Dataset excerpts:
* * * * * * * * *
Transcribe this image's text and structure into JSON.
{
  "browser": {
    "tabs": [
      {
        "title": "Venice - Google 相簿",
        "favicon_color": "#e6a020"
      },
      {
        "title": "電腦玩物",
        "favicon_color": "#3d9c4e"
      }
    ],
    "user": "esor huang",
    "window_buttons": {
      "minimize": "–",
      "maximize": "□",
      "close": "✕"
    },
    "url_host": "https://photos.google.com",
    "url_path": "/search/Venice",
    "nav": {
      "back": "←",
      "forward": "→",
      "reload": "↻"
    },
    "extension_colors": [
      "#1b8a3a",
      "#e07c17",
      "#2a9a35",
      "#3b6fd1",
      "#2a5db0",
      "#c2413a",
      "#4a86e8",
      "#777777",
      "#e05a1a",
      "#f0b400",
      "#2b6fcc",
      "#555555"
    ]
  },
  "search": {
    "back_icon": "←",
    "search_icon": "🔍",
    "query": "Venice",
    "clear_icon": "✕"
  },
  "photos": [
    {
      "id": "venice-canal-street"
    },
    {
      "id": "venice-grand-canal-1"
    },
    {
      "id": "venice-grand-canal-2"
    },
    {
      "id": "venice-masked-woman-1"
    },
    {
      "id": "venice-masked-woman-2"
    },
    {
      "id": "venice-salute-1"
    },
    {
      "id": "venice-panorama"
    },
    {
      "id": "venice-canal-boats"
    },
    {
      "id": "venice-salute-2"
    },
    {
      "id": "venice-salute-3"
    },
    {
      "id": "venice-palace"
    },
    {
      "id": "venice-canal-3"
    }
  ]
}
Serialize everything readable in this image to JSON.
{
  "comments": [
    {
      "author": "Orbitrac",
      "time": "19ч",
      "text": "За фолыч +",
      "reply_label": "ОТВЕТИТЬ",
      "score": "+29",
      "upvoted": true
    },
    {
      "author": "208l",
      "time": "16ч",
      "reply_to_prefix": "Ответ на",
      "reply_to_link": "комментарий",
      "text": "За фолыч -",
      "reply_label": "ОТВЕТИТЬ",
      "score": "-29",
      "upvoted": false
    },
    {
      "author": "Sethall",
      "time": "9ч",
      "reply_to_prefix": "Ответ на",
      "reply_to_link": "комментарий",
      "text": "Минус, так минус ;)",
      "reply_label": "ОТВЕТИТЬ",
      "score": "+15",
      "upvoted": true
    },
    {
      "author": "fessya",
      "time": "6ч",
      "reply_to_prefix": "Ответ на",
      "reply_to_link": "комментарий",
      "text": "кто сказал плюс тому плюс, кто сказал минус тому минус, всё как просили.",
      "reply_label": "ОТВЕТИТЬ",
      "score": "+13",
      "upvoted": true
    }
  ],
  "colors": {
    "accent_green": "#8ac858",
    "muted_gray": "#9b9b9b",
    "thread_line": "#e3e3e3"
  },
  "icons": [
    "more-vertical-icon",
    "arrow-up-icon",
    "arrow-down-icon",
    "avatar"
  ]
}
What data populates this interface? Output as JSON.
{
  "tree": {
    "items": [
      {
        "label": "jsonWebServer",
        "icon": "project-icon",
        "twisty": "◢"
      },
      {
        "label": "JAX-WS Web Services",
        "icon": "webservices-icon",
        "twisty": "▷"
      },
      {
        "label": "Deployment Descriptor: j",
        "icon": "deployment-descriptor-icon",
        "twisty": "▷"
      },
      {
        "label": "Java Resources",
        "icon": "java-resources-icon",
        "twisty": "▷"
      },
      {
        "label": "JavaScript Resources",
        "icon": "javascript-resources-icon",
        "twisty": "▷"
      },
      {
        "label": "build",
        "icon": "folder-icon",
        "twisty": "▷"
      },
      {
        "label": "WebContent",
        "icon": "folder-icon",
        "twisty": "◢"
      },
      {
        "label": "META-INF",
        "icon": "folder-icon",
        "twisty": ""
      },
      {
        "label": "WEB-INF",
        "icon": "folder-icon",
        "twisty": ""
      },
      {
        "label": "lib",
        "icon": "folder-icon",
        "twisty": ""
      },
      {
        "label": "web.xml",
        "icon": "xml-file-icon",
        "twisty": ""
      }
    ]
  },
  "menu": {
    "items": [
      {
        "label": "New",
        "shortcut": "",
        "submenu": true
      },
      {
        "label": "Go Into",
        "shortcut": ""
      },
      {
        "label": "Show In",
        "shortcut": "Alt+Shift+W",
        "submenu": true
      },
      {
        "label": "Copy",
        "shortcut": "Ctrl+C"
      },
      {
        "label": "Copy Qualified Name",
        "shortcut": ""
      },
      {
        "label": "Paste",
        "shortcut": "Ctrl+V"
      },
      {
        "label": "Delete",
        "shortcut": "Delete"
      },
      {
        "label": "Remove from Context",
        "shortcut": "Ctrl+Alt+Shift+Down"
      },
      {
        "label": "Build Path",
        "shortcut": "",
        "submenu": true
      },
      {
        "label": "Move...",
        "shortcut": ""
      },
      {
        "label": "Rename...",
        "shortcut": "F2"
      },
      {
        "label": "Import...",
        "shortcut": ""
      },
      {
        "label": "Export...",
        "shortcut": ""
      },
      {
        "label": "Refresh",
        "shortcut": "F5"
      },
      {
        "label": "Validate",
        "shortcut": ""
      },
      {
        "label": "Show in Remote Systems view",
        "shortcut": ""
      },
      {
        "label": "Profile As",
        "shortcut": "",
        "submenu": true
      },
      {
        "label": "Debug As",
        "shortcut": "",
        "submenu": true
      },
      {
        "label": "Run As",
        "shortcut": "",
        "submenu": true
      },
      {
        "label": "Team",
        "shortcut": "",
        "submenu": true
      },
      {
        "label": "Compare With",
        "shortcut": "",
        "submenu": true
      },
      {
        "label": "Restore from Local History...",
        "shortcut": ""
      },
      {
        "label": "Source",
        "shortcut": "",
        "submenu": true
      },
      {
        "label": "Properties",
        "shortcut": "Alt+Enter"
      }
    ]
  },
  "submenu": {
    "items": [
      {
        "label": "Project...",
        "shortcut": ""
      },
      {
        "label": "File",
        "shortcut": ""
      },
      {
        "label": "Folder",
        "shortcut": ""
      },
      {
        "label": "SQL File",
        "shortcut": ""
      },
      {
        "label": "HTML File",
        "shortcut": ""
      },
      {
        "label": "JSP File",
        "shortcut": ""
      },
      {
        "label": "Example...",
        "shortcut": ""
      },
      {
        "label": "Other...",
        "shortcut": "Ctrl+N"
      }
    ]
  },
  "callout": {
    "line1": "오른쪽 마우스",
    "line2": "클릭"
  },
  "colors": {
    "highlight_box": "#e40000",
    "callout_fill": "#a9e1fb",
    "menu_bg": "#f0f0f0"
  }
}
* * * * * * * * *
**Work instructions**
Reproduce all data above, unchanged.

**Response**
Transcribe this image's text and structure into JSON.
{
  "browser": {
    "tabs": [
      {
        "title": "Venice - Google 相簿",
        "favicon_color": "#e6a020"
      },
      {
        "title": "電腦玩物",
        "favicon_color": "#3d9c4e"
      }
    ],
    "user": "esor huang",
    "window_buttons": {
      "minimize": "–",
      "maximize": "□",
      "close": "✕"
    },
    "url_host": "https://photos.google.com",
    "url_path": "/search/Venice",
    "nav": {
      "back": "←",
      "forward": "→",
      "reload": "↻"
    },
    "extension_colors": [
      "#1b8a3a",
      "#e07c17",
      "#2a9a35",
      "#3b6fd1",
      "#2a5db0",
      "#c2413a",
      "#4a86e8",
      "#777777",
      "#e05a1a",
      "#f0b400",
      "#2b6fcc",
      "#555555"
    ]
  },
  "search": {
    "back_icon": "←",
    "search_icon": "🔍",
    "query": "Venice",
    "clear_icon": "✕"
  },
  "photos": [
    {
      "id": "venice-canal-street"
    },
    {
      "id": "venice-grand-canal-1"
    },
    {
      "id": "venice-grand-canal-2"
    },
    {
      "id": "venice-masked-woman-1"
    },
    {
      "id": "venice-masked-woman-2"
    },
    {
      "id": "venice-salute-1"
    },
    {
      "id": "venice-panorama"
    },
    {
      "id": "venice-canal-boats"
    },
    {
      "id": "venice-salute-2"
    },
    {
      "id": "venice-salute-3"
    },
    {
      "id": "venice-palace"
    },
    {
      "id": "venice-canal-3"
    }
  ]
}
Serialize everything readable in this image to JSON.
{
  "comments": [
    {
      "author": "Orbitrac",
      "time": "19ч",
      "text": "За фолыч +",
      "reply_label": "ОТВЕТИТЬ",
      "score": "+29",
      "upvoted": true
    },
    {
      "author": "208l",
      "time": "16ч",
      "reply_to_prefix": "Ответ на",
      "reply_to_link": "комментарий",
      "text": "За фолыч -",
      "reply_label": "ОТВЕТИТЬ",
      "score": "-29",
      "upvoted": false
    },
    {
      "author": "Sethall",
      "time": "9ч",
      "reply_to_prefix": "Ответ на",
      "reply_to_link": "комментарий",
      "text": "Минус, так минус ;)",
      "reply_label": "ОТВЕТИТЬ",
      "score": "+15",
      "upvoted": true
    },
    {
      "author": "fessya",
      "time": "6ч",
      "reply_to_prefix": "Ответ на",
      "reply_to_link": "комментарий",
      "text": "кто сказал плюс тому плюс, кто сказал минус тому минус, всё как просили.",
      "reply_label": "ОТВЕТИТЬ",
      "score": "+13",
      "upvoted": true
    }
  ],
  "colors": {
    "accent_green": "#8ac858",
    "muted_gray": "#9b9b9b",
    "thread_line": "#e3e3e3"
  },
  "icons": [
    "more-vertical-icon",
    "arrow-up-icon",
    "arrow-down-icon",
    "avatar"
  ]
}
What data populates this interface? Output as JSON.
{
  "tree": {
    "items": [
      {
        "label": "jsonWebServer",
        "icon": "project-icon",
        "twisty": "◢"
      },
      {
        "label": "JAX-WS Web Services",
        "icon": "webservices-icon",
        "twisty": "▷"
      },
      {
        "label": "Deployment Descriptor: j",
        "icon": "deployment-descriptor-icon",
        "twisty": "▷"
      },
      {
        "label": "Java Resources",
        "icon": "java-resources-icon",
        "twisty": "▷"
      },
      {
        "label": "JavaScript Resources",
        "icon": "javascript-resources-icon",
        "twisty": "▷"
      },
      {
        "label": "build",
        "icon": "folder-icon",
        "twisty": "▷"
      },
      {
        "label": "WebContent",
        "icon": "folder-icon",
        "twisty": "◢"
      },
      {
        "label": "META-INF",
        "icon": "folder-icon",
        "twisty": ""
      },
      {
        "label": "WEB-INF",
        "icon": "folder-icon",
        "twisty": ""
      },
      {
        "label": "lib",
        "icon": "folder-icon",
        "twisty": ""
      },
      {
        "label": "web.xml",
        "icon": "xml-file-icon",
        "twisty": ""
      }
    ]
  },
  "menu": {
    "items": [
      {
        "label": "New",
        "shortcut": "",
        "submenu": true
      },
      {
        "label": "Go Into",
        "shortcut": ""
      },
      {
        "label": "Show In",
        "shortcut": "Alt+Shift+W",
        "submenu": true
      },
      {
        "label": "Copy",
        "shortcut": "Ctrl+C"
      },
      {
        "label": "Copy Qualified Name",
        "shortcut": ""
      },
      {
        "label": "Paste",
        "shortcut": "Ctrl+V"
      },
      {
        "label": "Delete",
        "shortcut": "Delete"
      },
      {
        "label": "Remove from Context",
        "shortcut": "Ctrl+Alt+Shift+Down"
      },
      {
        "label": "Build Path",
        "shortcut": "",
        "submenu": true
      },
      {
        "label": "Move...",
        "shortcut": ""
      },
      {
        "label": "Rename...",
        "shortcut": "F2"
      },
      {
        "label": "Import...",
        "shortcut": ""
      },
      {
        "label": "Export...",
        "shortcut": ""
      },
      {
        "label": "Refresh",
        "shortcut": "F5"
      },
      {
        "label": "Validate",
        "shortcut": ""
      },
      {
        "label": "Show in Remote Systems view",
        "shortcut": ""
      },
      {
        "label": "Profile As",
        "shortcut": "",
        "submenu": true
      },
      {
        "label": "Debug As",
        "shortcut": "",
        "submenu": true
      },
      {
        "label": "Run As",
        "shortcut": "",
        "submenu": true
      },
      {
        "label": "Team",
        "shortcut": "",
        "submenu": true
      },
      {
        "label": "Compare With",
        "shortcut": "",
        "submenu": true
      },
      {
        "label": "Restore from Local History...",
        "shortcut": ""
      },
      {
        "label": "Source",
        "shortcut": "",
        "submenu": true
      },
      {
        "label": "Properties",
        "shortcut": "Alt+Enter"
      }
    ]
  },
  "submenu": {
    "items": [
      {
        "label": "Project...",
        "shortcut": ""
      },
      {
        "label": "File",
        "shortcut": ""
      },
      {
        "label": "Folder",
        "shortcut": ""
      },
      {
        "label": "SQL File",
        "shortcut": ""
      },
      {
        "label": "HTML File",
        "shortcut": ""
      },
      {
        "label": "JSP File",
        "shortcut": ""
      },
      {
        "label": "Example...",
        "shortcut": ""
      },
      {
        "label": "Other...",
        "shortcut": "Ctrl+N"
      }
    ]
  },
  "callout": {
    "line1": "오른쪽 마우스",
    "line2": "클릭"
  },
  "colors": {
    "highlight_box": "#e40000",
    "callout_fill": "#a9e1fb",
    "menu_bg": "#f0f0f0"
  }
}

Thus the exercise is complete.